AIM OF THE TASK: Every line below that mentions the word "ткань" should be copied out.

MATERIAL PROVIDED:
● ● ● ● ● ● ●

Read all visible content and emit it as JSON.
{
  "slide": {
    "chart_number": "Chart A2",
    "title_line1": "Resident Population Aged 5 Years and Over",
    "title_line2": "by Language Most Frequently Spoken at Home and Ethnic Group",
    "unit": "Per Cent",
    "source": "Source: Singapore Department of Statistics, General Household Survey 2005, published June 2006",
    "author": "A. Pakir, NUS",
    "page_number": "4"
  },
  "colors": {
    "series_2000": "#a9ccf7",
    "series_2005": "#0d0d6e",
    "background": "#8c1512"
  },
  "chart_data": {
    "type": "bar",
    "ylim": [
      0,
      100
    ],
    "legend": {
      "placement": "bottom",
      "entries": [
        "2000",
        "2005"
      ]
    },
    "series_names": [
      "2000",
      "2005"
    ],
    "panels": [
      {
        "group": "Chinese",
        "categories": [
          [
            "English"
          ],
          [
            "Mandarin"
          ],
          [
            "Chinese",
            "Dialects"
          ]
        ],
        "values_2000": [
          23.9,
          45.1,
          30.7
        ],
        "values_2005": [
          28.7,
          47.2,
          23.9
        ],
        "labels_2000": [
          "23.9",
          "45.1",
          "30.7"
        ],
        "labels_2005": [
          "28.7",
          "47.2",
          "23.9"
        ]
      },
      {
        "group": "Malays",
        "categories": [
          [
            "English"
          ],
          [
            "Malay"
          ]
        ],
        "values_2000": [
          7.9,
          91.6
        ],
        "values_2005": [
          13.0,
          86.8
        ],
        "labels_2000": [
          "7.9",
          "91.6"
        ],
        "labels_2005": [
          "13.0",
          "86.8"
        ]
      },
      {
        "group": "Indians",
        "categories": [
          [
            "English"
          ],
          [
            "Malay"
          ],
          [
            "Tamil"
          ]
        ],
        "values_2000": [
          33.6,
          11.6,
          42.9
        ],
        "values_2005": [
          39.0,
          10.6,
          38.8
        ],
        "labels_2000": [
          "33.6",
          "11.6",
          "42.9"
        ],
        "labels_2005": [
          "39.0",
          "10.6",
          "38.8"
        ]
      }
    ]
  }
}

● ● ● ● ● ● ●

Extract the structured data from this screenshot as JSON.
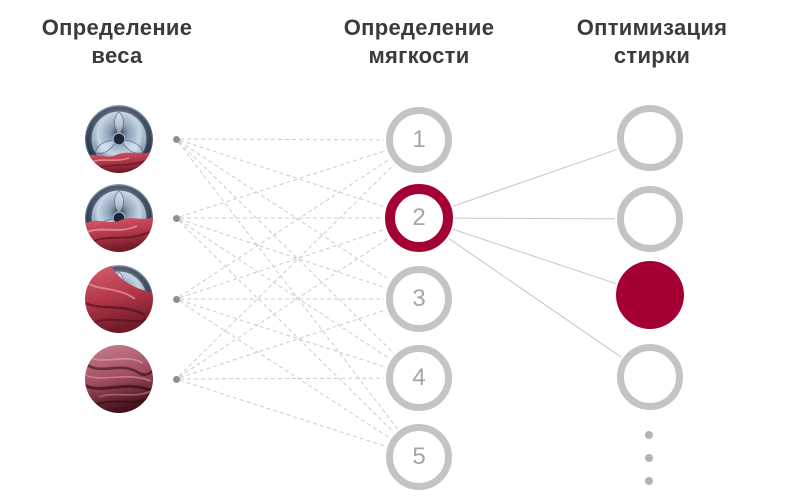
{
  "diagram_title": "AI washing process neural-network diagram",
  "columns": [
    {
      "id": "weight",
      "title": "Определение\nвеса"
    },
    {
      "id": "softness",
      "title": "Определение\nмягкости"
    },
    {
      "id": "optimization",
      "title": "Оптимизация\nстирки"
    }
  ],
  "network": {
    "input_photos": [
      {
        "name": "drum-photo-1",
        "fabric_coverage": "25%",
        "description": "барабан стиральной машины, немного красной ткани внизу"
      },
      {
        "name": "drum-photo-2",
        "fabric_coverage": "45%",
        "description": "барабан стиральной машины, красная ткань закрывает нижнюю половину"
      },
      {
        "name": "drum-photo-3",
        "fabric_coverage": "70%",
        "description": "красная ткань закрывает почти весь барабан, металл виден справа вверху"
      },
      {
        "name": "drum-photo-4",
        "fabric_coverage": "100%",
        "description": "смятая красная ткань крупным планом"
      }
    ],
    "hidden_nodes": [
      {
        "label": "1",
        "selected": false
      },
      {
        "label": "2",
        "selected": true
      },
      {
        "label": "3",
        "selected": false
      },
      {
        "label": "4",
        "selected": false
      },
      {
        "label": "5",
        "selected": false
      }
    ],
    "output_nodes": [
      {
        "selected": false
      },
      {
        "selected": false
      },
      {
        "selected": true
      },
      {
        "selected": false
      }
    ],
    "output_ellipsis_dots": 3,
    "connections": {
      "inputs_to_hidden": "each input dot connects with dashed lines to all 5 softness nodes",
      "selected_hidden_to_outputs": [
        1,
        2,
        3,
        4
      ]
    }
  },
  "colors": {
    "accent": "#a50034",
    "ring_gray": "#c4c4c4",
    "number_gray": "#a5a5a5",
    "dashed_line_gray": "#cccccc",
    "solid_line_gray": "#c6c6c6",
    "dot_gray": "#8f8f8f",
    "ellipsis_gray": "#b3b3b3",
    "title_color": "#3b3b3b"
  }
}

● ● ● ● ● ● ●

EXERCISE SOLUTION:
        "description": "барабан стиральной машины, красная ткань закрывает нижнюю половину"
        "description": "красная ткань закрывает почти весь барабан, металл виден справа вверху"
        "description": "смятая красная ткань крупным планом"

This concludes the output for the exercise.